BRIEF. Reply with only the number of lines that contain the string "xlabel".

________________________________________

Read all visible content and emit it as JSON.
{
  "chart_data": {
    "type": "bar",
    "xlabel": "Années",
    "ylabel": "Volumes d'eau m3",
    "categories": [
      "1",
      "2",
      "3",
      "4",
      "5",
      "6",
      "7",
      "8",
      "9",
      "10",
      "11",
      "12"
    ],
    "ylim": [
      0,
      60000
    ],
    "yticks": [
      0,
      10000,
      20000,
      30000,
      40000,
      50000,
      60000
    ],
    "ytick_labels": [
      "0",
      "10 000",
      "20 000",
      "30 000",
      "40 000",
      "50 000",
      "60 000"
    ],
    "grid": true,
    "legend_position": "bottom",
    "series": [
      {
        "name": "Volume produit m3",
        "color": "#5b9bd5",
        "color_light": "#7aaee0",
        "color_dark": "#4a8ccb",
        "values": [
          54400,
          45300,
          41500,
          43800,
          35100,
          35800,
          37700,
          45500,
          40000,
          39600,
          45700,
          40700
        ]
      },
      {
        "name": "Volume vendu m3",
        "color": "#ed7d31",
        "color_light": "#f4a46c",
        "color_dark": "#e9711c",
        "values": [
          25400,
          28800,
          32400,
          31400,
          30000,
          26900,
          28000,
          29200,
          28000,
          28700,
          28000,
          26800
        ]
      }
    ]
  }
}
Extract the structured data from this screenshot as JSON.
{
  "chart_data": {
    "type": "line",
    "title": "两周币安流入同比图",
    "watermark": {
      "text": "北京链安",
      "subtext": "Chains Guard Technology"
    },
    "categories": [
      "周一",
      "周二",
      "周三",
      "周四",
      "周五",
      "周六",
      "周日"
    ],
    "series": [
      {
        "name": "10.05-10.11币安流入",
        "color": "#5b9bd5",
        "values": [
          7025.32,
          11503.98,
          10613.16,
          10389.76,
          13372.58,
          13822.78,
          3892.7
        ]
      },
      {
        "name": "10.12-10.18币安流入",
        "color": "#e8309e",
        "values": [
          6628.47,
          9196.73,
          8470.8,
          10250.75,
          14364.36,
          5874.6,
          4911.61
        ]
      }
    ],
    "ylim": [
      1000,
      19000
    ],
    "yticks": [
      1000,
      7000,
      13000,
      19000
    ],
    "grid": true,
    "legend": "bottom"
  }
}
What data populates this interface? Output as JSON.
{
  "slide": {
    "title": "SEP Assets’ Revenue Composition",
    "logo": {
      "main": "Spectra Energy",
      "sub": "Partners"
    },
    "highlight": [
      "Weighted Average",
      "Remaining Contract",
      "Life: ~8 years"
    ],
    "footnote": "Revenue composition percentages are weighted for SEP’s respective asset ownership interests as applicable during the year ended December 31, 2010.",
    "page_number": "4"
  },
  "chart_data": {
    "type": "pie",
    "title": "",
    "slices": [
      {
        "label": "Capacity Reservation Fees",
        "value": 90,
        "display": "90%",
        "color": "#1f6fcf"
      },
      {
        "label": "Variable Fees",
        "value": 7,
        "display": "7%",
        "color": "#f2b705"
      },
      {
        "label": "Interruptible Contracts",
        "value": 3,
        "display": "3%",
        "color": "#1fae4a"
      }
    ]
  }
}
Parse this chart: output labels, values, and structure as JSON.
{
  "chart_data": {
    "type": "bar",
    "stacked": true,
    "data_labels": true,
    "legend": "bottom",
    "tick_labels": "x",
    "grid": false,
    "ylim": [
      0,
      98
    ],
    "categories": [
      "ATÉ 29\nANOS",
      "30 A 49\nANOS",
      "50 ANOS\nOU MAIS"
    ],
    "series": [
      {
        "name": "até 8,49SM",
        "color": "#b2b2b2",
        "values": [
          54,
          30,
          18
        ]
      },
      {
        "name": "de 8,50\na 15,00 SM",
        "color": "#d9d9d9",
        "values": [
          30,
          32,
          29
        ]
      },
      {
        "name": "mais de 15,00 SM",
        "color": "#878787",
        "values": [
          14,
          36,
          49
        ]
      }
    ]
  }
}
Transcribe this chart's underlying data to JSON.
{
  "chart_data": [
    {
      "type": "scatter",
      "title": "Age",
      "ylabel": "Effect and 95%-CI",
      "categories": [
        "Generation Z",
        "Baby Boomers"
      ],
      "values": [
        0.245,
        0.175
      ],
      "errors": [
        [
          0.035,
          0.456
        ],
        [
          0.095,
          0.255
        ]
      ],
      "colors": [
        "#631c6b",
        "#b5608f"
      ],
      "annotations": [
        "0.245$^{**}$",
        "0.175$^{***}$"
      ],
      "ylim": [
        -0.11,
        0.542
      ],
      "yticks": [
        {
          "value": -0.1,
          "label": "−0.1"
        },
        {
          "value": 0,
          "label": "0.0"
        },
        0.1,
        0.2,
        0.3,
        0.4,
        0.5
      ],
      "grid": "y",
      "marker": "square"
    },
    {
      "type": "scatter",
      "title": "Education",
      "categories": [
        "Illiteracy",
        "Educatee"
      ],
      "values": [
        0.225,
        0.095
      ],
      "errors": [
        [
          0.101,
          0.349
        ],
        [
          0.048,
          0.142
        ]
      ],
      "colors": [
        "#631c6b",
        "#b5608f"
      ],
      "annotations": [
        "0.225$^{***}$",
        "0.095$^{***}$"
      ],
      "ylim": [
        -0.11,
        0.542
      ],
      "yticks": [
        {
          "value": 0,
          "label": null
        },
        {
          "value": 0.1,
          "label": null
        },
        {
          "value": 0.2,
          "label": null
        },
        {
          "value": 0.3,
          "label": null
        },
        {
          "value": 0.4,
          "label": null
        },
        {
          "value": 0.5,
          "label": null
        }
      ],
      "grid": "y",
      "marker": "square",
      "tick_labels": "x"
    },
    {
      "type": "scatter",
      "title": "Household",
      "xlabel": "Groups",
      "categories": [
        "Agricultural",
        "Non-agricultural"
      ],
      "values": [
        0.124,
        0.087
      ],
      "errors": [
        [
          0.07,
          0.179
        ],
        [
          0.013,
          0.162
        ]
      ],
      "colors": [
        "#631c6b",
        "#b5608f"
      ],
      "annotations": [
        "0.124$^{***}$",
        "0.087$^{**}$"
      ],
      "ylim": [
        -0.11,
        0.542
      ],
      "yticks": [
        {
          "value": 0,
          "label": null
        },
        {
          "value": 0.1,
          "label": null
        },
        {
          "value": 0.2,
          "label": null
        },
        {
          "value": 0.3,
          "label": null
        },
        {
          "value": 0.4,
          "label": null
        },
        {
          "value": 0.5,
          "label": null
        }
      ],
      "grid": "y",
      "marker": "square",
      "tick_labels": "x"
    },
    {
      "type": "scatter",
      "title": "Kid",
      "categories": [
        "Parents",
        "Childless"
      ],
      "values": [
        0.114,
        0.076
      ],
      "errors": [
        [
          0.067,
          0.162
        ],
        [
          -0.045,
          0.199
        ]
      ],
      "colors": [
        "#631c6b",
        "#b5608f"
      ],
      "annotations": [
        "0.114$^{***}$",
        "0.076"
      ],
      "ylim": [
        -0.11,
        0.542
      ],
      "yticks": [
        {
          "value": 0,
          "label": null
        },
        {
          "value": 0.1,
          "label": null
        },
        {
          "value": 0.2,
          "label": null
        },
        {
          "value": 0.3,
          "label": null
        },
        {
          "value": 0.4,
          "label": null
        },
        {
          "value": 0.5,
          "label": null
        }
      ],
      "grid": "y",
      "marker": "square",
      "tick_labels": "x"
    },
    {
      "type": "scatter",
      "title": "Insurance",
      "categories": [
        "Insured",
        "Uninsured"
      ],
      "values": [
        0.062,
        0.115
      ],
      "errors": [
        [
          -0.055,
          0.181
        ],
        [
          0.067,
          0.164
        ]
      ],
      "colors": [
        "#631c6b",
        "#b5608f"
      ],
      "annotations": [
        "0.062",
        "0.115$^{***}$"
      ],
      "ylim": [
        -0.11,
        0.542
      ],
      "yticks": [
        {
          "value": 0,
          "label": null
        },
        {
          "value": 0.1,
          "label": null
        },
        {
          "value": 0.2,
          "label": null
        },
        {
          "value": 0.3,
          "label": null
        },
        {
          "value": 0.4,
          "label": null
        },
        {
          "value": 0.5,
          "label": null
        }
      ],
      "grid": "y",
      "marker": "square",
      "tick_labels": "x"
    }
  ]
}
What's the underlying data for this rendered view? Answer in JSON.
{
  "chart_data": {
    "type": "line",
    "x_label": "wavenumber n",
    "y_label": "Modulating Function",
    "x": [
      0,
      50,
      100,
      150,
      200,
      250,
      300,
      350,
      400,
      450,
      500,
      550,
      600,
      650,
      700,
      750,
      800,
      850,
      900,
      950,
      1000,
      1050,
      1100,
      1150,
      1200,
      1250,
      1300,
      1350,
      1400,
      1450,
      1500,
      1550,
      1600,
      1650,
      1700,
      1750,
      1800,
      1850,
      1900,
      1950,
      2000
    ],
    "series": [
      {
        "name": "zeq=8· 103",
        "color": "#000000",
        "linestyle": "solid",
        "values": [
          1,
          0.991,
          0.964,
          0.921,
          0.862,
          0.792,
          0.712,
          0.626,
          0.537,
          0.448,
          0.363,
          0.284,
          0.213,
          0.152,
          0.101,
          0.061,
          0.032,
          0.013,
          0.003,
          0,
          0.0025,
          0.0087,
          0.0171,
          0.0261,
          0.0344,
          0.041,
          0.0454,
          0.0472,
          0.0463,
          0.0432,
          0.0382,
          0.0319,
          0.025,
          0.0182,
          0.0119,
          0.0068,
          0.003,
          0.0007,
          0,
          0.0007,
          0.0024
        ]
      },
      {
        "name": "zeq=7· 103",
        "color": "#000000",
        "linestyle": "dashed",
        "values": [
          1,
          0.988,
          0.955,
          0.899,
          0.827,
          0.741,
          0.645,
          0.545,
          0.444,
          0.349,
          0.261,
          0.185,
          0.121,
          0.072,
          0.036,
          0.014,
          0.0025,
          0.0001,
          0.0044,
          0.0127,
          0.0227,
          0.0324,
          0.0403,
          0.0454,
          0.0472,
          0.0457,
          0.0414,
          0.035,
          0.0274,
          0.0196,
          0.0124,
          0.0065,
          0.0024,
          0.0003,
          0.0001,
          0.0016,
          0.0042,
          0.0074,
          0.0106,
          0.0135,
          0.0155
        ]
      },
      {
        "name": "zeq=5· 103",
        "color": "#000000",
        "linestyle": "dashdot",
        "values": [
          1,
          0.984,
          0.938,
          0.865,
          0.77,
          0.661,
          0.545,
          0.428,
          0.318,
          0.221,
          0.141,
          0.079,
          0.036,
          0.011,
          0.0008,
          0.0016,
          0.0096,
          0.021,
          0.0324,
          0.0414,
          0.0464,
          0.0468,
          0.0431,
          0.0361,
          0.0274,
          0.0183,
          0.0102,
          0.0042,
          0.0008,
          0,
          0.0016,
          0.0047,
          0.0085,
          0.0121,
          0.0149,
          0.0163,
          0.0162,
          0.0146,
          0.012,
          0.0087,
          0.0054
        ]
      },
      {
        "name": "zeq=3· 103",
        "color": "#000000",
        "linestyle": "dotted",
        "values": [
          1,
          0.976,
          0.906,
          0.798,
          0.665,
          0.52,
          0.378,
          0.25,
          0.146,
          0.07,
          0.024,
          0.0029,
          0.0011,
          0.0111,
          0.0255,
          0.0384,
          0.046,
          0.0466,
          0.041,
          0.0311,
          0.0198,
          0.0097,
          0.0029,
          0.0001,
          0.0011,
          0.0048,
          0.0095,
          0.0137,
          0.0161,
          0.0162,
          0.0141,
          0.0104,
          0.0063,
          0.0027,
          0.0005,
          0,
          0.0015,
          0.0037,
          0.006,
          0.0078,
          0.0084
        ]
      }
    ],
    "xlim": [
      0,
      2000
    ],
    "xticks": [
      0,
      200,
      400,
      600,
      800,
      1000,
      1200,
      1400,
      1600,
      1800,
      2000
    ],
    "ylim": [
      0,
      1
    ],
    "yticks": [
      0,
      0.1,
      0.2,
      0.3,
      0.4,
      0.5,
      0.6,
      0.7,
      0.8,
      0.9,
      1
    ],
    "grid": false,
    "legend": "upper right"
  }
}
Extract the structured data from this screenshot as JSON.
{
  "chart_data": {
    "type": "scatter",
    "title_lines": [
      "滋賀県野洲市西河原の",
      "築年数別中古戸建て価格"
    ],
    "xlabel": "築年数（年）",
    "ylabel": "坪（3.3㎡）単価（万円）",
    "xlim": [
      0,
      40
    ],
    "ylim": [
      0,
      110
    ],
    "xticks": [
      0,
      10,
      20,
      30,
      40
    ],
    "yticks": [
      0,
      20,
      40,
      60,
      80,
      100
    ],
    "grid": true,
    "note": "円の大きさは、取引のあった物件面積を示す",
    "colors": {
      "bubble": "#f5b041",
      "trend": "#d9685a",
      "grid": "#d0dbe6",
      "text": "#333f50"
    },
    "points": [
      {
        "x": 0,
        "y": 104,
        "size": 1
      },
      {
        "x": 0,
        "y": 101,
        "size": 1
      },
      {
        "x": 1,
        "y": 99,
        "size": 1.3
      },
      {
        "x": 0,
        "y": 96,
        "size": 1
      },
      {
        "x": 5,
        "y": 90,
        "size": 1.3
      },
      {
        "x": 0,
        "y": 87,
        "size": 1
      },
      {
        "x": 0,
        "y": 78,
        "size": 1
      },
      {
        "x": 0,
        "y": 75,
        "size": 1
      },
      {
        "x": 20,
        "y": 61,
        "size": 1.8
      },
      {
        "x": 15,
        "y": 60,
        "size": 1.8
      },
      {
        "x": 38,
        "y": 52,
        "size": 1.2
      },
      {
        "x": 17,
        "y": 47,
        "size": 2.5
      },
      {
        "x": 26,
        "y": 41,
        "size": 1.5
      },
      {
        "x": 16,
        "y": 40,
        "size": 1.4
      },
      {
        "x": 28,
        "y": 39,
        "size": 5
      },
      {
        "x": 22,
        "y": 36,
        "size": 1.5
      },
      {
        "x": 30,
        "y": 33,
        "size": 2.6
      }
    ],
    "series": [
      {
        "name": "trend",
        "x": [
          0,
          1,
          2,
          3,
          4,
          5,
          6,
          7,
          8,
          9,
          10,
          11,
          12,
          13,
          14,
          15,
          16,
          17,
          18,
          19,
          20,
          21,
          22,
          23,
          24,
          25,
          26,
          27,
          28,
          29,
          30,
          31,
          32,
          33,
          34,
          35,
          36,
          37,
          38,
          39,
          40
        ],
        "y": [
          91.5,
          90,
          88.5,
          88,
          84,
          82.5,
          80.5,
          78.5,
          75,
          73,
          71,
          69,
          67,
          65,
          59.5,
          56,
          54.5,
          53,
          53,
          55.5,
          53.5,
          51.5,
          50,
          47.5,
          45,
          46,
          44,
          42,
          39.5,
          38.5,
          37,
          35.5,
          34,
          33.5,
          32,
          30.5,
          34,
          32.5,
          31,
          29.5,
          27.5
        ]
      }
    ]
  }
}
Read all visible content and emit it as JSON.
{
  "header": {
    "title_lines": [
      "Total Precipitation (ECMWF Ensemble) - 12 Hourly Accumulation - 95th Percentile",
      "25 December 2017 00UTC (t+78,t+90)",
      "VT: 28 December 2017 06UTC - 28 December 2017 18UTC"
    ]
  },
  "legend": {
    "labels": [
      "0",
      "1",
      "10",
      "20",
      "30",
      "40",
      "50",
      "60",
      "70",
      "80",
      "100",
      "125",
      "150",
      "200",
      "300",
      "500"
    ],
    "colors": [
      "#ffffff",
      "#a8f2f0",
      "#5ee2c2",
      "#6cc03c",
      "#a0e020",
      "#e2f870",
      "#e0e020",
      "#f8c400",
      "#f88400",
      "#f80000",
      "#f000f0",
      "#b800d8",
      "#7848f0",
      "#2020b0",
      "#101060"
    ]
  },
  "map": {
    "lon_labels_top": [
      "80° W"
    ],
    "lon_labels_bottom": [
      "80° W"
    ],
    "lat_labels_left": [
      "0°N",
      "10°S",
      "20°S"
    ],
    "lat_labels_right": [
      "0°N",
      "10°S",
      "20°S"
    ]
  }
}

________________________________________

ANSWER TO THIS PROBLEM. 3